- PROBLEM TO WORK ON
Repeat each entry as written, dropping any picture you find.

- SUPPLIED DATA
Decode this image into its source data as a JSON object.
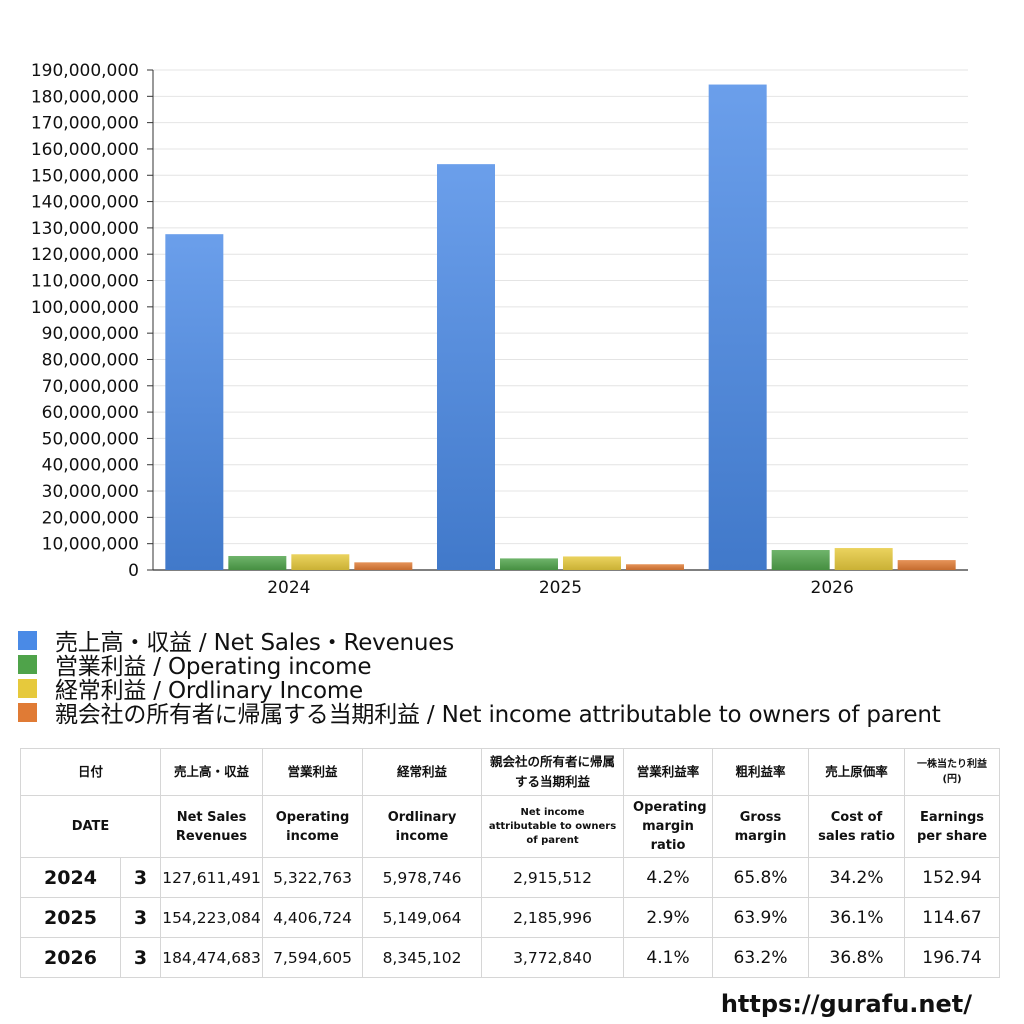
{
  "chart_data": {
    "type": "bar",
    "categories": [
      "2024",
      "2025",
      "2026"
    ],
    "series": [
      {
        "name": "売上高・収益 / Net Sales・Revenues",
        "color": "#4a8ae6",
        "values": [
          127611491,
          154223084,
          184474683
        ]
      },
      {
        "name": "営業利益 / Operating income",
        "color": "#4fa34a",
        "values": [
          5322763,
          4406724,
          7594605
        ]
      },
      {
        "name": "経常利益 / Ordlinary Income",
        "color": "#e6c93c",
        "values": [
          5978746,
          5149064,
          8345102
        ]
      },
      {
        "name": "親会社の所有者に帰属する当期利益 / Net income attributable to owners of parent",
        "color": "#e07b35",
        "values": [
          2915512,
          2185996,
          3772840
        ]
      }
    ],
    "ylim": [
      0,
      190000000
    ],
    "yticks": [
      0,
      10000000,
      20000000,
      30000000,
      40000000,
      50000000,
      60000000,
      70000000,
      80000000,
      90000000,
      100000000,
      110000000,
      120000000,
      130000000,
      140000000,
      150000000,
      160000000,
      170000000,
      180000000,
      190000000
    ],
    "ytick_labels": [
      "0",
      "10,000,000",
      "20,000,000",
      "30,000,000",
      "40,000,000",
      "50,000,000",
      "60,000,000",
      "70,000,000",
      "80,000,000",
      "90,000,000",
      "100,000,000",
      "110,000,000",
      "120,000,000",
      "130,000,000",
      "140,000,000",
      "150,000,000",
      "160,000,000",
      "170,000,000",
      "180,000,000",
      "190,000,000"
    ],
    "grid": true,
    "legend_position": "bottom-left"
  },
  "table": {
    "header_jp": [
      "日付",
      "売上高・収益",
      "営業利益",
      "経常利益",
      "親会社の所有者に帰属する当期利益",
      "営業利益率",
      "粗利益率",
      "売上原価率",
      "一株当たり利益(円)"
    ],
    "header_en": [
      "DATE",
      "Net Sales Revenues",
      "Operating income",
      "Ordlinary income",
      "Net income attributable to owners of parent",
      "Operating margin ratio",
      "Gross margin",
      "Cost of sales ratio",
      "Earnings per share"
    ],
    "rows": [
      {
        "year": "2024",
        "month": "3",
        "sales": "127,611,491",
        "op": "5,322,763",
        "ord": "5,978,746",
        "net": "2,915,512",
        "op_ratio": "4.2%",
        "gross": "65.8%",
        "cost": "34.2%",
        "eps": "152.94"
      },
      {
        "year": "2025",
        "month": "3",
        "sales": "154,223,084",
        "op": "4,406,724",
        "ord": "5,149,064",
        "net": "2,185,996",
        "op_ratio": "2.9%",
        "gross": "63.9%",
        "cost": "36.1%",
        "eps": "114.67"
      },
      {
        "year": "2026",
        "month": "3",
        "sales": "184,474,683",
        "op": "7,594,605",
        "ord": "8,345,102",
        "net": "3,772,840",
        "op_ratio": "4.1%",
        "gross": "63.2%",
        "cost": "36.8%",
        "eps": "196.74"
      }
    ]
  },
  "footer": {
    "url": "https://gurafu.net/"
  }
}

- WORKED SOLUTION
Decode this image into its source data as a JSON object.
{
  "chart_data": {
    "type": "bar",
    "categories": [
      "2024",
      "2025",
      "2026"
    ],
    "series": [
      {
        "name": "売上高・収益 / Net Sales・Revenues",
        "color": "#4a8ae6",
        "values": [
          127611491,
          154223084,
          184474683
        ]
      },
      {
        "name": "営業利益 / Operating income",
        "color": "#4fa34a",
        "values": [
          5322763,
          4406724,
          7594605
        ]
      },
      {
        "name": "経常利益 / Ordlinary Income",
        "color": "#e6c93c",
        "values": [
          5978746,
          5149064,
          8345102
        ]
      },
      {
        "name": "親会社の所有者に帰属する当期利益 / Net income attributable to owners of parent",
        "color": "#e07b35",
        "values": [
          2915512,
          2185996,
          3772840
        ]
      }
    ],
    "ylim": [
      0,
      190000000
    ],
    "yticks": [
      0,
      10000000,
      20000000,
      30000000,
      40000000,
      50000000,
      60000000,
      70000000,
      80000000,
      90000000,
      100000000,
      110000000,
      120000000,
      130000000,
      140000000,
      150000000,
      160000000,
      170000000,
      180000000,
      190000000
    ],
    "ytick_labels": [
      "0",
      "10,000,000",
      "20,000,000",
      "30,000,000",
      "40,000,000",
      "50,000,000",
      "60,000,000",
      "70,000,000",
      "80,000,000",
      "90,000,000",
      "100,000,000",
      "110,000,000",
      "120,000,000",
      "130,000,000",
      "140,000,000",
      "150,000,000",
      "160,000,000",
      "170,000,000",
      "180,000,000",
      "190,000,000"
    ],
    "grid": true,
    "legend_position": "bottom-left"
  },
  "table": {
    "header_jp": [
      "日付",
      "売上高・収益",
      "営業利益",
      "経常利益",
      "親会社の所有者に帰属する当期利益",
      "営業利益率",
      "粗利益率",
      "売上原価率",
      "一株当たり利益(円)"
    ],
    "header_en": [
      "DATE",
      "Net Sales Revenues",
      "Operating income",
      "Ordlinary income",
      "Net income attributable to owners of parent",
      "Operating margin ratio",
      "Gross margin",
      "Cost of sales ratio",
      "Earnings per share"
    ],
    "rows": [
      {
        "year": "2024",
        "month": "3",
        "sales": "127,611,491",
        "op": "5,322,763",
        "ord": "5,978,746",
        "net": "2,915,512",
        "op_ratio": "4.2%",
        "gross": "65.8%",
        "cost": "34.2%",
        "eps": "152.94"
      },
      {
        "year": "2025",
        "month": "3",
        "sales": "154,223,084",
        "op": "4,406,724",
        "ord": "5,149,064",
        "net": "2,185,996",
        "op_ratio": "2.9%",
        "gross": "63.9%",
        "cost": "36.1%",
        "eps": "114.67"
      },
      {
        "year": "2026",
        "month": "3",
        "sales": "184,474,683",
        "op": "7,594,605",
        "ord": "8,345,102",
        "net": "3,772,840",
        "op_ratio": "4.1%",
        "gross": "63.2%",
        "cost": "36.8%",
        "eps": "196.74"
      }
    ]
  },
  "footer": {
    "url": "https://gurafu.net/"
  }
}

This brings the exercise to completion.